What you are asked to do
Copy every line of the records below verbatim, omitting the pictures from your answer.

Data shown
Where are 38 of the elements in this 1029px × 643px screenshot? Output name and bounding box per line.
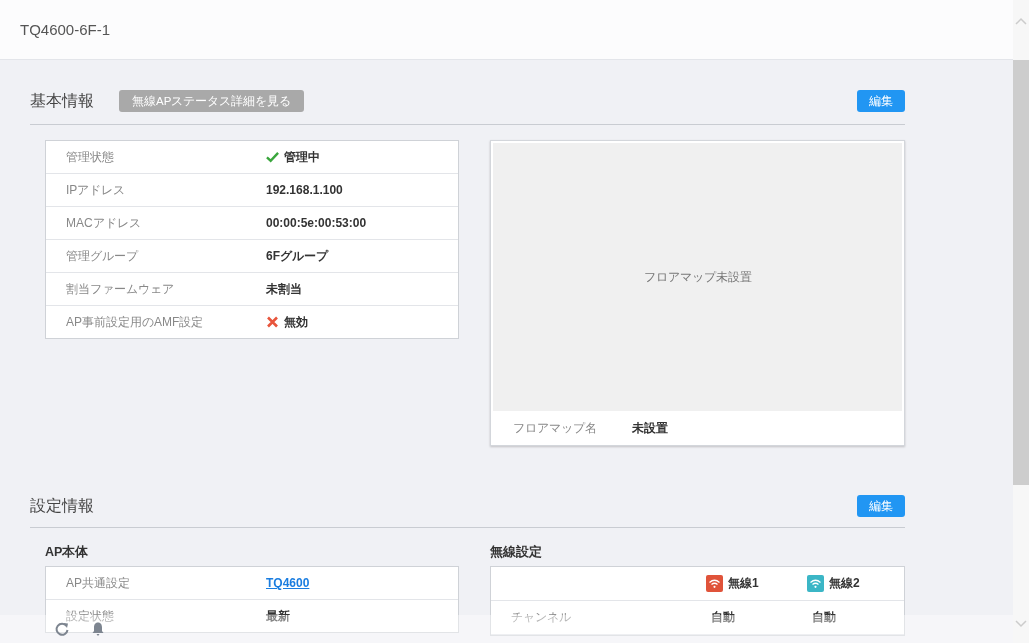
row-label: 管理状態 xyxy=(65,148,115,166)
row-value: 自動 xyxy=(811,609,837,626)
status-detail-button[interactable]: 無線APステータス詳細を見る xyxy=(119,90,305,112)
scrollbar[interactable] xyxy=(1013,0,1029,643)
value-link[interactable]: TQ4600 xyxy=(266,576,310,590)
row-value: 未割当 xyxy=(266,280,302,298)
radio-label: 無線2 xyxy=(829,575,860,592)
radio-label: 無線1 xyxy=(728,575,759,592)
subsection-title: 無線設定 xyxy=(490,544,543,560)
row-value: 無効 xyxy=(284,313,308,331)
row-label: チャンネル xyxy=(510,609,572,626)
row-label: MACアドレス xyxy=(65,214,142,232)
row-value: 自動 xyxy=(710,609,736,626)
scroll-down-icon[interactable] xyxy=(1015,620,1027,628)
row-label: IPアドレス xyxy=(65,181,127,199)
row-label: 設定状態 xyxy=(65,607,115,625)
subsection-title: AP本体 xyxy=(45,544,90,560)
row-value: 管理中 xyxy=(284,148,320,166)
row-label: 管理グループ xyxy=(65,247,140,265)
row-value: 192.168.1.100 xyxy=(266,183,343,197)
scrollbar-thumb[interactable] xyxy=(1013,60,1029,485)
section-title: 基本情報 xyxy=(30,90,94,111)
row-label: 割当ファームウェア xyxy=(65,280,175,298)
row-label: AP事前設定用のAMF設定 xyxy=(65,313,205,331)
row-value: 最新 xyxy=(266,607,290,625)
empty-map-text: フロアマップ未設置 xyxy=(643,268,752,286)
row-value: 6Fグループ xyxy=(266,247,328,265)
row-value: 未設置 xyxy=(632,419,668,437)
row-value: 00:00:5e:00:53:00 xyxy=(266,216,367,230)
section-title: 設定情報 xyxy=(30,495,94,516)
refresh-icon[interactable] xyxy=(54,621,70,637)
edit-button[interactable]: 編集 xyxy=(857,495,905,517)
bell-icon[interactable] xyxy=(90,621,106,637)
row-label: AP共通設定 xyxy=(65,574,131,592)
edit-button[interactable]: 編集 xyxy=(857,90,905,112)
row-label: フロアマップ名 xyxy=(512,419,598,437)
scroll-up-icon[interactable] xyxy=(1015,17,1027,25)
page-title: TQ4600-6F-1 xyxy=(20,21,111,38)
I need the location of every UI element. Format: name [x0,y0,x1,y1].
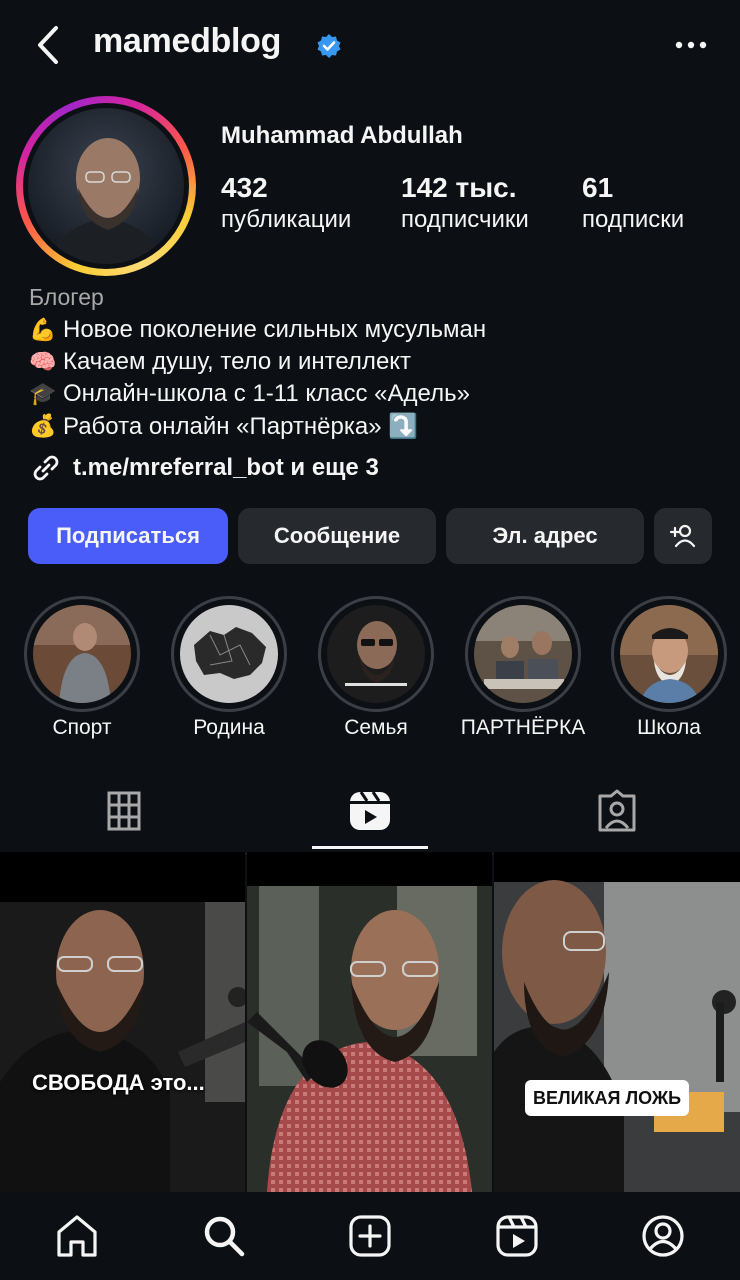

Result of this exercise
Where are 38 of the elements in this 1029px × 643px screenshot? Output name and bounding box per line.
row-label: 管理状態 xyxy=(65,148,115,166)
row-value: 自動 xyxy=(811,609,837,626)
status-detail-button[interactable]: 無線APステータス詳細を見る xyxy=(119,90,305,112)
scrollbar[interactable] xyxy=(1013,0,1029,643)
value-link[interactable]: TQ4600 xyxy=(266,576,310,590)
row-value: 未割当 xyxy=(266,280,302,298)
radio-label: 無線2 xyxy=(829,575,860,592)
radio-label: 無線1 xyxy=(728,575,759,592)
subsection-title: 無線設定 xyxy=(490,544,543,560)
row-value: 無効 xyxy=(284,313,308,331)
row-label: チャンネル xyxy=(510,609,572,626)
row-label: MACアドレス xyxy=(65,214,142,232)
row-value: 自動 xyxy=(710,609,736,626)
scroll-down-icon[interactable] xyxy=(1015,620,1027,628)
row-label: IPアドレス xyxy=(65,181,127,199)
row-label: 設定状態 xyxy=(65,607,115,625)
subsection-title: AP本体 xyxy=(45,544,90,560)
row-value: 管理中 xyxy=(284,148,320,166)
row-label: 管理グループ xyxy=(65,247,140,265)
row-value: 192.168.1.100 xyxy=(266,183,343,197)
scrollbar-thumb[interactable] xyxy=(1013,60,1029,485)
section-title: 基本情報 xyxy=(30,90,94,111)
row-label: 割当ファームウェア xyxy=(65,280,175,298)
row-label: AP事前設定用のAMF設定 xyxy=(65,313,205,331)
row-value: 最新 xyxy=(266,607,290,625)
empty-map-text: フロアマップ未設置 xyxy=(643,268,752,286)
row-value: 6Fグループ xyxy=(266,247,328,265)
row-value: 未設置 xyxy=(632,419,668,437)
row-value: 00:00:5e:00:53:00 xyxy=(266,216,367,230)
section-title: 設定情報 xyxy=(30,495,94,516)
refresh-icon[interactable] xyxy=(54,621,70,637)
edit-button[interactable]: 編集 xyxy=(857,495,905,517)
bell-icon[interactable] xyxy=(90,621,106,637)
row-label: AP共通設定 xyxy=(65,574,131,592)
edit-button[interactable]: 編集 xyxy=(857,90,905,112)
row-label: フロアマップ名 xyxy=(512,419,598,437)
scroll-up-icon[interactable] xyxy=(1015,17,1027,25)
page-title: TQ4600-6F-1 xyxy=(20,21,111,38)
I need the location of every UI element. Format: name [x0,y0,x1,y1].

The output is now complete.